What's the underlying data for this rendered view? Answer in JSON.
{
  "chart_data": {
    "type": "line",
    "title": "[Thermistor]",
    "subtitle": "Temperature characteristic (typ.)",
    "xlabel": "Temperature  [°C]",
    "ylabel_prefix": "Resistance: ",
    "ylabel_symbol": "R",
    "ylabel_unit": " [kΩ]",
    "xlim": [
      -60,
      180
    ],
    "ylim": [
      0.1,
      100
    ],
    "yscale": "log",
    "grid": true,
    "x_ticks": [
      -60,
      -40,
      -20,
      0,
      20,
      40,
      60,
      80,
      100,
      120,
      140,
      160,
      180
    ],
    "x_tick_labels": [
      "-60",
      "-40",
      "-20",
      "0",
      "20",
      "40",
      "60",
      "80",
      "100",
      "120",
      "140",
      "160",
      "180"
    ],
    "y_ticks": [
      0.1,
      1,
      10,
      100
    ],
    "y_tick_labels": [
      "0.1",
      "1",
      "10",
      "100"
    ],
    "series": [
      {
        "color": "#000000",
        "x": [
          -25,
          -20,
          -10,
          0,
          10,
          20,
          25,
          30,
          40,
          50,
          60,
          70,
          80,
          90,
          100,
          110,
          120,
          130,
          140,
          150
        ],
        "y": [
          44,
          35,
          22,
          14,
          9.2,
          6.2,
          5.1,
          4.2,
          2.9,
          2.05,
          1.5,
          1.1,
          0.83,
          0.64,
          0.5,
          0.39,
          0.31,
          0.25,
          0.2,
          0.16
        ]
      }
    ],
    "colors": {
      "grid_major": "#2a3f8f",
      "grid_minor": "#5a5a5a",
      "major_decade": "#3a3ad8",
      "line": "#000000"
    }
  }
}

PROBLEM REQUIREMENTS | Quote the entire listing above exactly.

ANSWER TO THE TASK |
What's the underlying data for this rendered view? Answer in JSON.
{
  "chart_data": {
    "type": "line",
    "title": "[Thermistor]",
    "subtitle": "Temperature characteristic (typ.)",
    "xlabel": "Temperature  [°C]",
    "ylabel_prefix": "Resistance: ",
    "ylabel_symbol": "R",
    "ylabel_unit": " [kΩ]",
    "xlim": [
      -60,
      180
    ],
    "ylim": [
      0.1,
      100
    ],
    "yscale": "log",
    "grid": true,
    "x_ticks": [
      -60,
      -40,
      -20,
      0,
      20,
      40,
      60,
      80,
      100,
      120,
      140,
      160,
      180
    ],
    "x_tick_labels": [
      "-60",
      "-40",
      "-20",
      "0",
      "20",
      "40",
      "60",
      "80",
      "100",
      "120",
      "140",
      "160",
      "180"
    ],
    "y_ticks": [
      0.1,
      1,
      10,
      100
    ],
    "y_tick_labels": [
      "0.1",
      "1",
      "10",
      "100"
    ],
    "series": [
      {
        "color": "#000000",
        "x": [
          -25,
          -20,
          -10,
          0,
          10,
          20,
          25,
          30,
          40,
          50,
          60,
          70,
          80,
          90,
          100,
          110,
          120,
          130,
          140,
          150
        ],
        "y": [
          44,
          35,
          22,
          14,
          9.2,
          6.2,
          5.1,
          4.2,
          2.9,
          2.05,
          1.5,
          1.1,
          0.83,
          0.64,
          0.5,
          0.39,
          0.31,
          0.25,
          0.2,
          0.16
        ]
      }
    ],
    "colors": {
      "grid_major": "#2a3f8f",
      "grid_minor": "#5a5a5a",
      "major_decade": "#3a3ad8",
      "line": "#000000"
    }
  }
}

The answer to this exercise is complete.